**What to work on:**
Copy each line below that includes "Master".

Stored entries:
^^^^^^^^^^^^^^^^
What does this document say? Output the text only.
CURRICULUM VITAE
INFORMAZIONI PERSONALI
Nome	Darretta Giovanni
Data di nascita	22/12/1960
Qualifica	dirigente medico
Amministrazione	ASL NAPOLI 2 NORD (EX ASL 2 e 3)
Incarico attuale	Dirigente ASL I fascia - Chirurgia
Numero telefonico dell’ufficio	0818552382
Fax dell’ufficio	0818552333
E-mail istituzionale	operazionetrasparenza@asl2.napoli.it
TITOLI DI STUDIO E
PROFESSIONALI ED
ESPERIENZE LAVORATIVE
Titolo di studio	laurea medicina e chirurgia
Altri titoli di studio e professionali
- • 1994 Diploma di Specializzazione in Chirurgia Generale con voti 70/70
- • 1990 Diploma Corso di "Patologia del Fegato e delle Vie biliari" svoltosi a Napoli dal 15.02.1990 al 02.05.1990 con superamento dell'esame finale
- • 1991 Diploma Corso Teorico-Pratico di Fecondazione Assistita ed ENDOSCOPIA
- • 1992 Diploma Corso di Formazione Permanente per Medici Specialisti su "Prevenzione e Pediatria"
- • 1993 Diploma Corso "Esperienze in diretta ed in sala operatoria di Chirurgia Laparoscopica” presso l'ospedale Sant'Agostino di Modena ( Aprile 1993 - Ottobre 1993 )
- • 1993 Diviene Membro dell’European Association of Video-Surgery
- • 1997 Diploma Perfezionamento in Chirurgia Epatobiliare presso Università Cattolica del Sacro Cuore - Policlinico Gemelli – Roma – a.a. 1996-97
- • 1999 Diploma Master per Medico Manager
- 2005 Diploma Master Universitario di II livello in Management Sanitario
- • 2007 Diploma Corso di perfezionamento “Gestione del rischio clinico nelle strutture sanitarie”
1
^^^^^^^^^^^^^^^^
**Response for this exercise:**
- • 1999 Diploma Master per Medico Manager
- 2005 Diploma Master Universitario di II livello in Management Sanitario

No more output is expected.